*Text*.
※
On the right hand side of FIG. 2 is shown an electrical coupler 12 that is the same as the coupler 10 except having an orientation 180° different from the orientation of coupler 10. The coupler 12 has a right electrical coupler head half 12a and a left electrical coupler head half 12b. These coupler head halves are located on opposite longitudinal sides of the car as compared to the coupler head halves 10a, 10b on the other end.
The prior art wiring shown in FIG. 2 achieves end-to-end interchangeability by wiring together all of the similarly numbered pins at both ends into a same electrical node. For example, pin number 1 of coupler head half 10a is electrically connected to a pin number 1 in coupler head half 10b by means of a node 14A which is also connected to a pin 1 in coupler head half 12b and a pin 1 in coupler head half 12a. Associated with the node 14A in the car shown in FIG. 2 may be an alarm switch (A) 16 connected to a voltage source available in the car which would typically be DC (although not restricted thereto) supplied by a low voltage battery (24 VDC to 100 VDC nominal). An alarm condition existing in the car illustrated in FIG. 2 might cause the alarm switch (A) 16 to close thereby energizing node 14A and an alarm light (A) 18 tied to a ground or common line in the car which may be connected to other cars in the train by means of the couplers 10, 12 at available pins thereof (not shown). The alarm light (A) 18 may be located at a control panel (not shown) within the car illustrated in FIG. 2. According to the prior art, if the orientation of each car in the train were identical, the coupling 10 on the left hand side of FIG. 2 would couple to a coupler 12 on the right hand side of an adjacent car and the coupler 12 on the right hand side of the car of FIG. 2 would couple to a coupler 10 on the left hand side of an adjacent car.
The use of the wiring scheme shown in FIG. 2 whereby all of the pins labeled with the number 1 are tied in common, however, allows the cars that make up a train to be oriented or rotated in any 180° orientation with respect to each other, as shown for example in FIG. 3 where three cars are shown forming a train and where similar function train lines are interconnected properly.
The leftmost car in FIG. 3 is the car illustrated in FIG. 2. It is labeled "CAR A". A middle car ("CAR B") is wired in the same way as CAR A but is rotated 180° such that the formerly right hand coupler (12A, 12B) is located on the left hand side of the car as viewed from above in FIG. 3 and the formerly left hand coupler (10A, 10B) is oriented on the right hand side of the car, as viewed from the top, as in FIG. 3. It will be observed, according the prior art of FIG. 3, that a common node 14B within CAR B successfully connects an alarm lamp 18B to the energized line 14A from CAR A through a pin number 1 of a plug 12B, thereby illuminating the proper lamp (A) at a control panel within CAR B. It is also noted that coupler head half 12A has a pin number 1 which also connects up to node 14A through a pin number 1 of coupler head half 12a.
※
[Part of a data file]
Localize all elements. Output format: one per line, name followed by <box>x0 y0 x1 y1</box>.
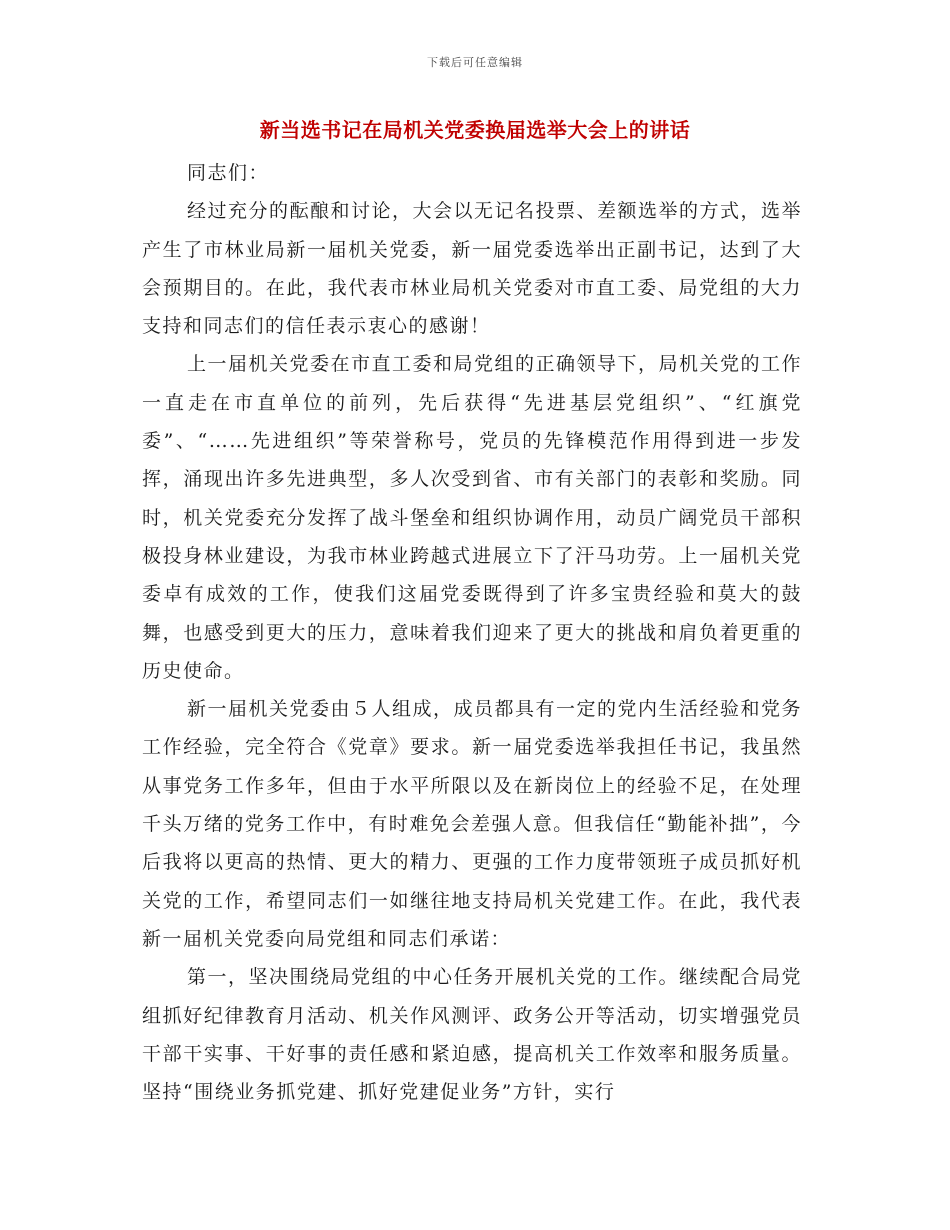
header-note: 下载后可任意编辑 <box>427 56 523 69</box>
salutation: 同志们： <box>187 162 270 184</box>
paragraph-3: 新一届机关党委由５人组成，成员都具有一定的党内生活经验和党务工作经验，完全符合《党章》要求。新一届党委选举我担任书记，我虽然从事党务工作多年，但由于水平所限以及在新岗位上的经验不足，在处理千头万绪的党务工作中，有时难免会差强人意。但我信任“勤能补拙”，今后我将以更高的热情、更大的精力、更强的工作力度带领班子成员抓好机关党的工作，希望同志们一如继往地支持局机关党建工作。在此，我代表新一届机关党委向局党组和同志们承诺： <box>142 698 803 950</box>
paragraph-1: 经过充分的酝酿和讨论，大会以无记名投票、差额选举的方式，选举产生了市林业局新一届机关党委，新一届党委选举出正副书记，达到了大会预期目的。在此，我代表市林业局机关党委对市直工委、局党组的大力支持和同志们的信任表示衷心的感谢！ <box>142 200 803 338</box>
document-body <box>142 154 802 1111</box>
paragraph-4: 第一，坚决围绕局党组的中心任务开展机关党的工作。继续配合局党组抓好纪律教育月活动、机关作风测评、政务公开等活动，切实增强党员干部干实事、干好事的责任感和紧迫感，提高机关工作效率和服务质量。坚持“围绕业务抓党建、抓好党建促业务”方针，实行 <box>142 966 803 1104</box>
document-title: 新当选书记在局机关党委换届选举大会上的讲话 <box>259 118 691 142</box>
paragraph-2: 上一届机关党委在市直工委和局党组的正确领导下，局机关党的工作一直走在市直单位的前列，先后获得“先进基层党组织”、“红旗党委”、“……先进组织”等荣誉称号，党员的先锋模范作用得到进一步发挥，涌现出许多先进典型，多人次受到省、市有关部门的表彰和奖励。同时，机关党委充分发挥了战斗堡垒和组织协调作用，动员广阔党员干部积极投身林业建设，为我市林业跨越式进展立下了汗马功劳。上一届机关党委卓有成效的工作，使我们这届党委既得到了许多宝贵经验和莫大的鼓舞，也感受到更大的压力，意味着我们迎来了更大的挑战和肩负着更重的历史使命。 <box>142 353 803 682</box>
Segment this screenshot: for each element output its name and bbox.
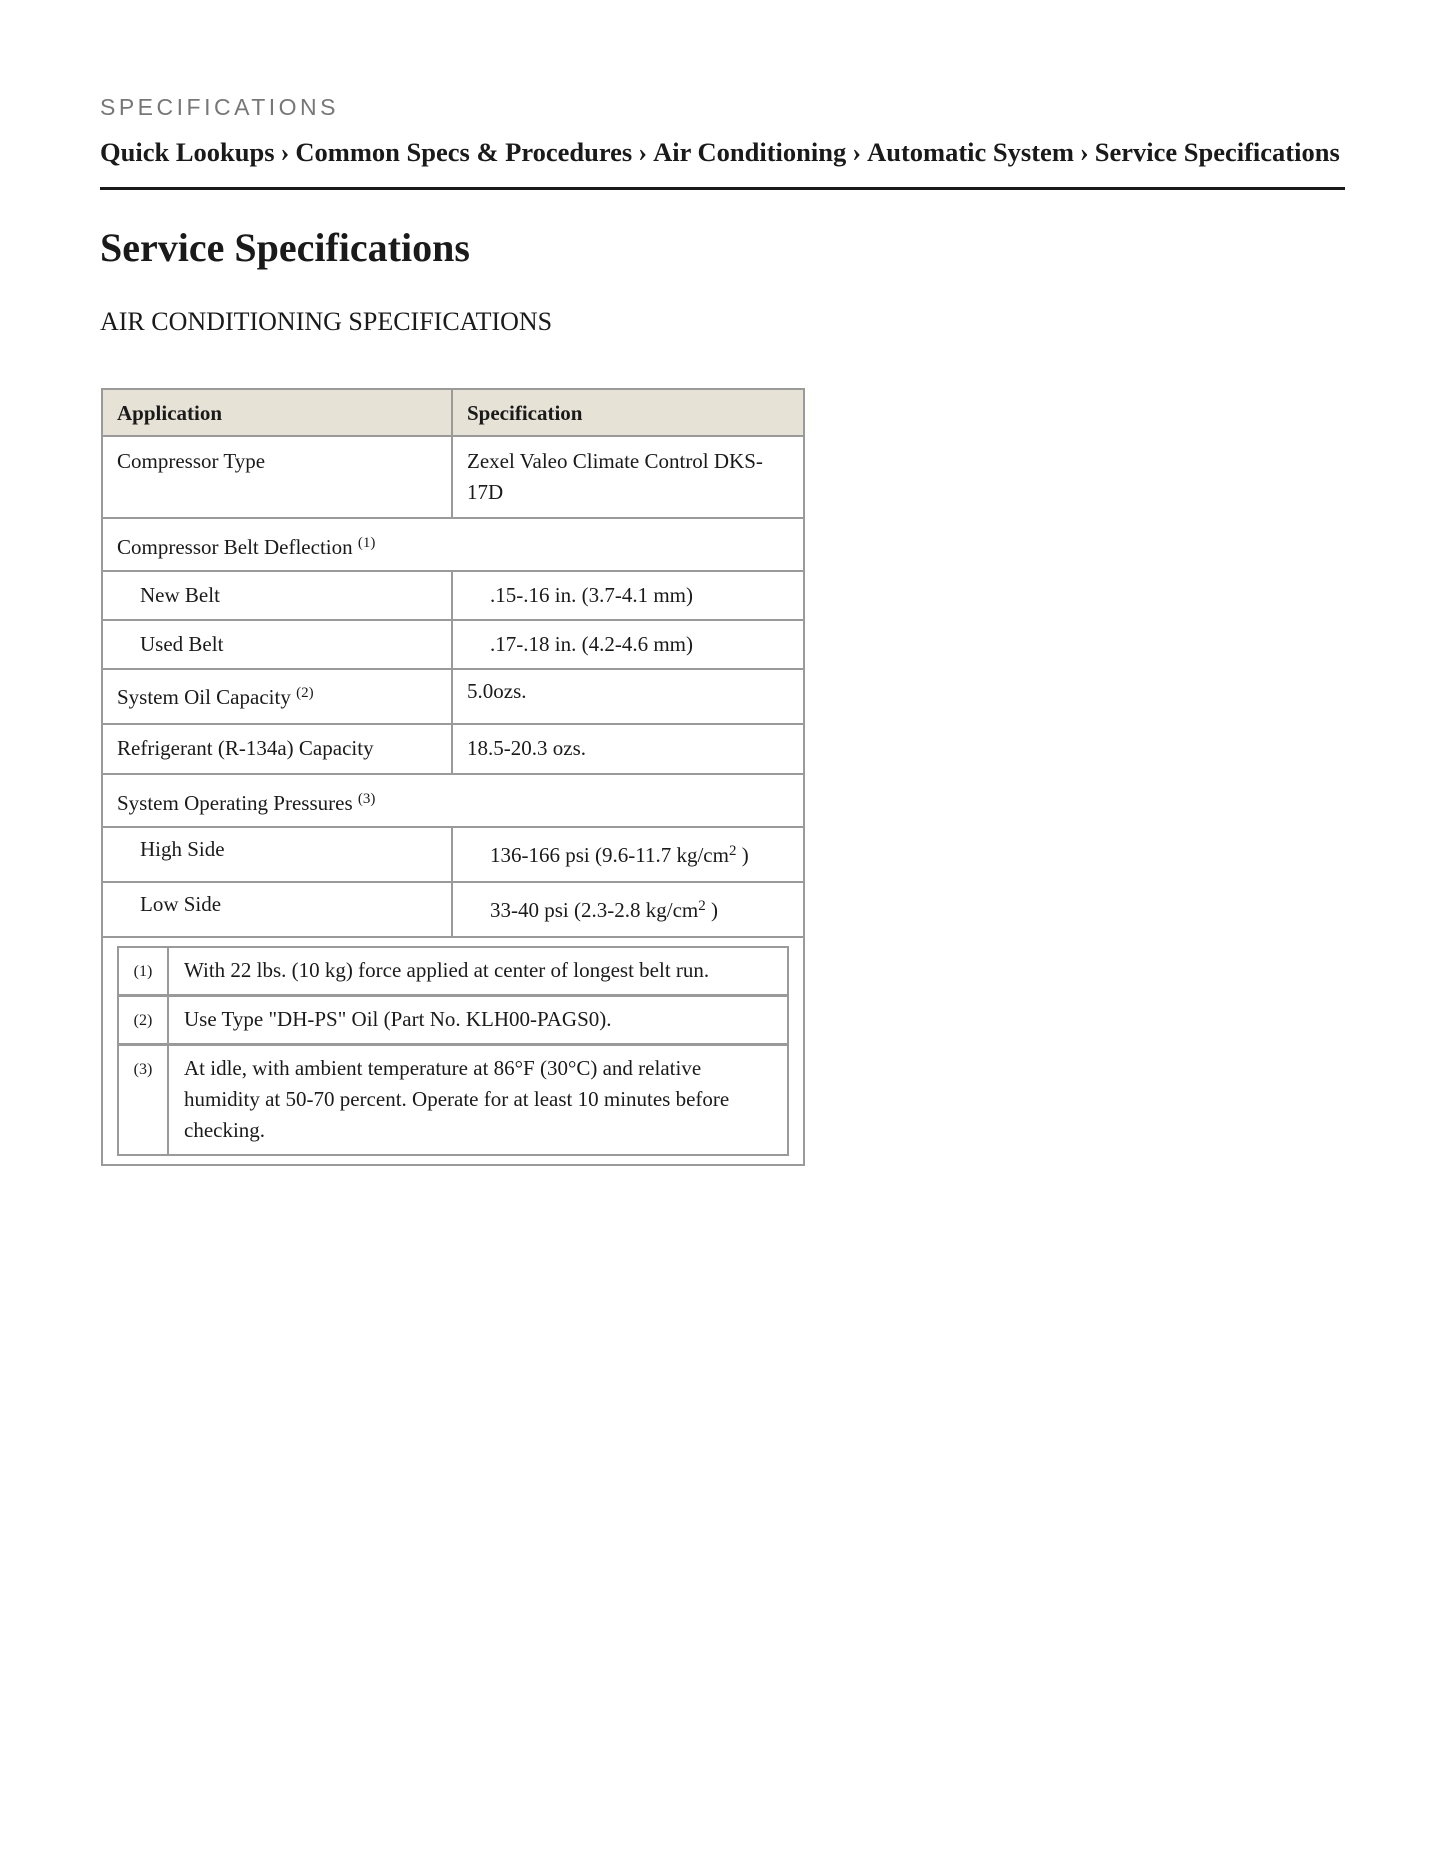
※
*Challenges*.
1 > According to the coupler wiring text, node 14A connects pin number 1 of which coupler head halves? List each one by its reference label.
2 > Carry on the coupler wiring text from its last sentence.

*Responses to the exercise*.
1 > 10a, 10b, 12b, 12a

2 >
A CAR C has an orientation the same as CAR A with couplers similarly labeled 10C, 12C and having a common node 14C connected to coupler pins with the number "one". A lamp 18C is illuminated by the node 14C which is in turn energized by the node 14B which is itself energized by the node 14A in response to the switch 16 closing in the presence of an alarm condition in CAR A. Thus, according to the prior art, despite the reversed orientation of CAR B, all of the lamps 18, 18B, 18C are energized by the closing of the switch 16 in response to an alarm condition in CAR A.
Referring back to the prior art connection of FIG. 2, it will be observed that a second node 20A is illustrated connected to each pin with the number "eight" in a manner similar to that already disclosed in connection with the node 14A. An alarm switch (B) 22 is connected to the voltage source and an alarm light (B) 24 is connected to the common or ground. This is also shown in FIG. 3 and is replicated in CAR B and CAR C as well to show that a plurality of nodes will be hooked up to the couplings at each end of each car as described. These all work in the same way as already described and may include a plurality of 60 or 70 such circuits, more or less, as is common in the prior art.
It will be observed, however, that the arrangement illustrated in FIGS. 2 and 3 require four pins for each train line in each car. This can be an expensive proposition and it would be very useful to be able to reduce this number in some way.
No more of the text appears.